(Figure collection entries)
──────────
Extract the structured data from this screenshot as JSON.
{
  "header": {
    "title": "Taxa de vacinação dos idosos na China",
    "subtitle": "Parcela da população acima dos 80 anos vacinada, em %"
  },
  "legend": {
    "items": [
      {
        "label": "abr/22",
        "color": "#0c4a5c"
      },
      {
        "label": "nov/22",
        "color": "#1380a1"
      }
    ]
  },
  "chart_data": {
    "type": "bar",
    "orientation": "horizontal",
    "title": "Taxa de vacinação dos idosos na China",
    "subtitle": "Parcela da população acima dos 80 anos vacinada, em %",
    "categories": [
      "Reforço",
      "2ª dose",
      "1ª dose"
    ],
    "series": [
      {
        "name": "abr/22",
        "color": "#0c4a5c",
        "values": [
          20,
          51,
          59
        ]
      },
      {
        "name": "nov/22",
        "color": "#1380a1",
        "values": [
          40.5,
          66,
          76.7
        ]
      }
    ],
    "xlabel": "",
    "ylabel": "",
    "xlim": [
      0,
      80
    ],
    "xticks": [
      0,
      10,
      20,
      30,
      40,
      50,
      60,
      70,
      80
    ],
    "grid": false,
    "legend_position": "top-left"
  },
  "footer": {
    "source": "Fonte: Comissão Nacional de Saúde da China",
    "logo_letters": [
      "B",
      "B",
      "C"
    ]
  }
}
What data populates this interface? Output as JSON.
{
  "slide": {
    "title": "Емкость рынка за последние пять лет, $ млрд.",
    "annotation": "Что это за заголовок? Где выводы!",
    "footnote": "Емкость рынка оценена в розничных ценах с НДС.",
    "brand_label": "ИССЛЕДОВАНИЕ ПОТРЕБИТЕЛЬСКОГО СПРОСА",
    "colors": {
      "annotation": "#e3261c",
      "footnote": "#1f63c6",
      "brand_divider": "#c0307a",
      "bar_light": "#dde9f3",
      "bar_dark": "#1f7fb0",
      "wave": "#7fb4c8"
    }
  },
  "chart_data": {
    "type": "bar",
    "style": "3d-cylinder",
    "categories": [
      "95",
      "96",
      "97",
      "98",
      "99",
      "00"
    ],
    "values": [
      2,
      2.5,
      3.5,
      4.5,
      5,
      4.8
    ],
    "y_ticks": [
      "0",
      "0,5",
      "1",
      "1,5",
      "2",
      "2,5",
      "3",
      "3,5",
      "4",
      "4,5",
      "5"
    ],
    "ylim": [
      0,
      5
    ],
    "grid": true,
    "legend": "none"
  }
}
──────────
TASK PROMPT: Return every line from the records above that holds the word "subtitle".

RESULT OF THE TASK:
    "subtitle": "Parcela da população acima dos 80 anos vacinada, em %"
    "subtitle": "Parcela da população acima dos 80 anos vacinada, em %",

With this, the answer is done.